··· Source
Mediaite Q&A: Sonny Bunch Talks New Movie Site Rebeller, and Why He Wants to Cultivate Film Criticism on the Right

 

As the former executive editor of the Washington Free Beacon, the conservative news and politics site, Sonny Bunch, 37, is a consummate D.C media insider, with past stints at the Weekly Standard, the Washington Times and Roll Call.

But over the past few years, he has distanced himself from politics. In December, Bunch left the Free Beacon and began working for a newly launched, subscription-based film site, Rebeller, published by Cinestate, the swashbuckling indie movie studio founded by Dallas Sonnier four years ago.

It was a direction Bunch had been heading in for a while. He previously reviewed films for the Washington Times — and wrote film criticism for the Free Beacon during his tenure there. He contributes opinion pieces on film to the Washington Post, as well. “I just kind of like slowly transitioned away from writing about politics,” he tells Mediaite.

Rebeller also happens to be a production label under the Cinestate banner, and its first film, Run Hide Fight, about a 17-year-old girl who decides to fight back amid a school shooting, will be released sometime this year. It’s a prime example of what Cinesate – which also owns Fangoria, the recently reinvigorated horror film magazine —likes to call “outlaw cinema,” or movies that defy Hollywood mores. And in his role as editor in chief of Rebeller, Bunch is responsible for commissioning and editing pieces that meditate on such films — and building an audience around the Rebeller brand.

Less than a month in, Bunch says things are going well. He has launched a podcast, “Across the Movie Aisle,” in which he talks film with the journalists Alyssa Rosenberg and Peter Suderman. Though he declined to provide specific numbers, he says the site, which has a paywall, already has lured in a good number of subscribers. “I figured it would take us six months to get to the number of subscribers we currently have,” Bunch tells Mediaite. Still, he maintains that the site is very much in start-up mode.
······
In the Q&A about Rebeller, what is the name of the podcast Bunch has launched?
··· Extracted entries
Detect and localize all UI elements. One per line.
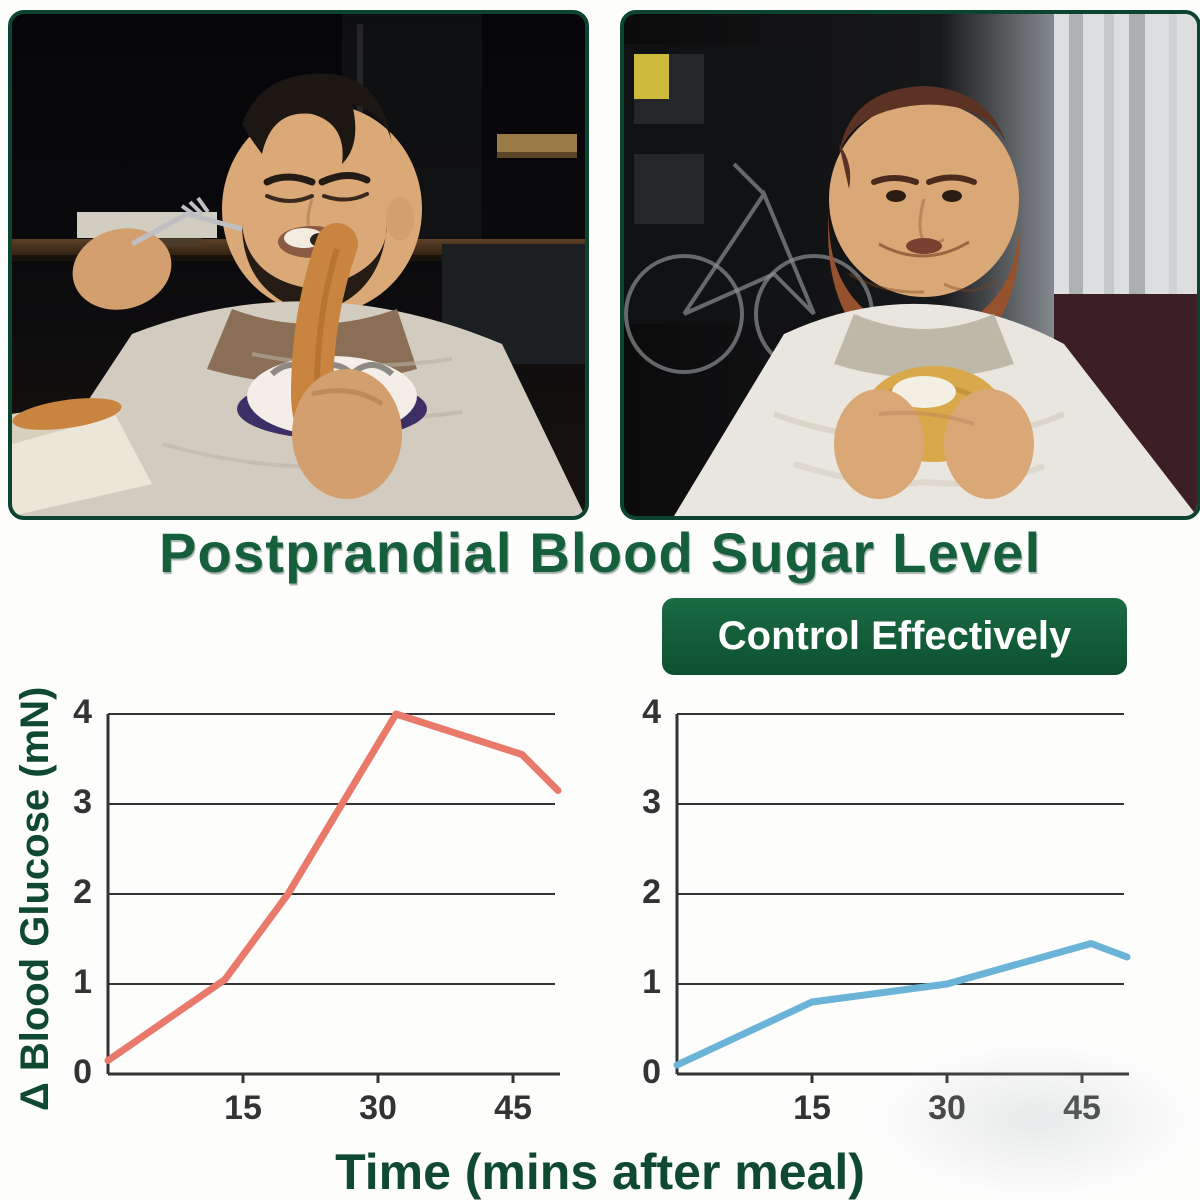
svg-text:2: 2 [642, 873, 661, 911]
svg-text:2: 2 [73, 873, 92, 911]
svg-text:0: 0 [73, 1053, 92, 1091]
svg-text:4: 4 [73, 693, 92, 731]
svg-text:45: 45 [1063, 1089, 1101, 1127]
svg-text:30: 30 [928, 1089, 966, 1127]
svg-text:1: 1 [73, 963, 92, 1001]
svg-text:3: 3 [642, 783, 661, 821]
svg-text:30: 30 [359, 1089, 397, 1127]
svg-text:0: 0 [642, 1053, 661, 1091]
svg-text:1: 1 [642, 963, 661, 1001]
svg-text:4: 4 [642, 693, 661, 731]
svg-text:15: 15 [224, 1089, 262, 1127]
svg-text:45: 45 [494, 1089, 532, 1127]
svg-text:15: 15 [793, 1089, 831, 1127]
svg-text:3: 3 [73, 783, 92, 821]
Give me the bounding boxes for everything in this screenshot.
······
## Exercise answer
"Across the Movie Aisle"